Records
===

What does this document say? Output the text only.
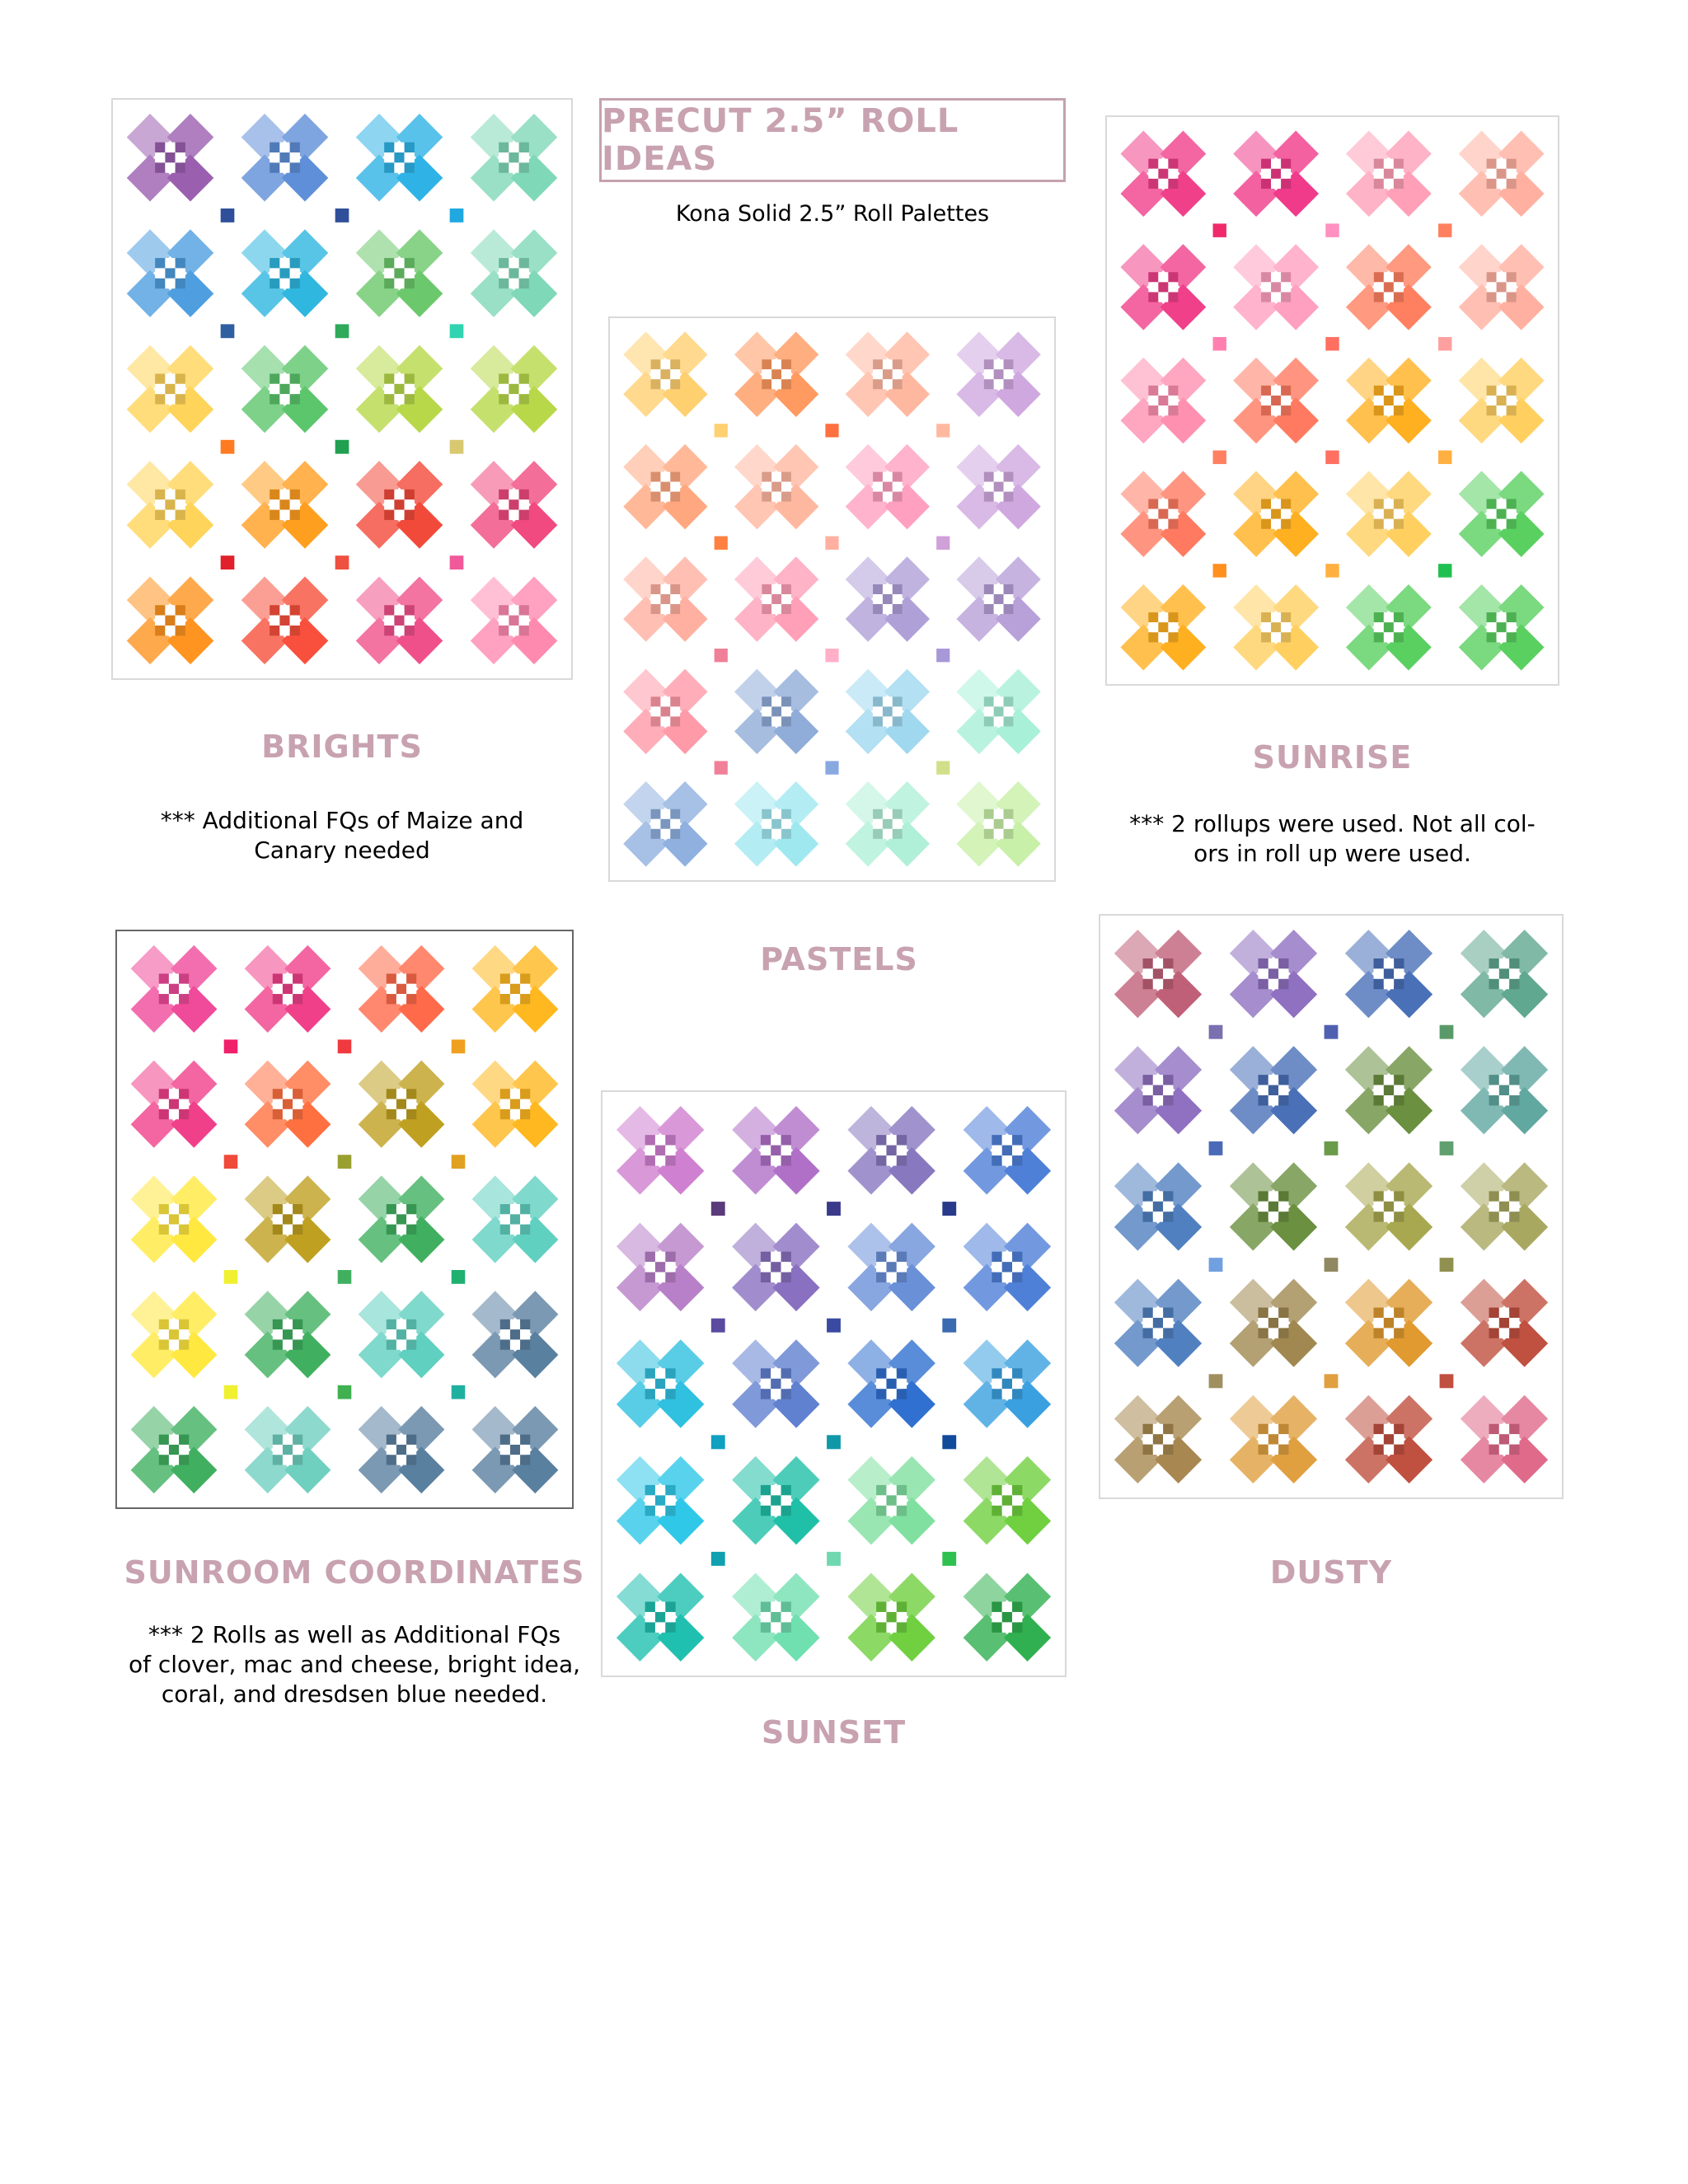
PRECUT 2.5” ROLL IDEAS
Kona Solid 2.5” Roll Palettes
BRIGHTS
*** Additional FQs of Maize and
Canary needed
PASTELS
SUNRISE
*** 2 rollups were used. Not all col-
ors in roll up were used.
SUNROOM COORDINATES
*** 2 Rolls as well as Additional FQs
of clover, mac and cheese, bright idea,
coral, and dresdsen blue needed.
SUNSET
DUSTY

===

Write out the entries above verbatim; the pictures do not belong in your copy.

What does this document say? Output the text only.
PRECUT 2.5” ROLL IDEAS
Kona Solid 2.5” Roll Palettes
BRIGHTS
*** Additional FQs of Maize and
Canary needed
PASTELS
SUNRISE
*** 2 rollups were used. Not all col-
ors in roll up were used.
SUNROOM COORDINATES
*** 2 Rolls as well as Additional FQs
of clover, mac and cheese, bright idea,
coral, and dresdsen blue needed.
SUNSET
DUSTY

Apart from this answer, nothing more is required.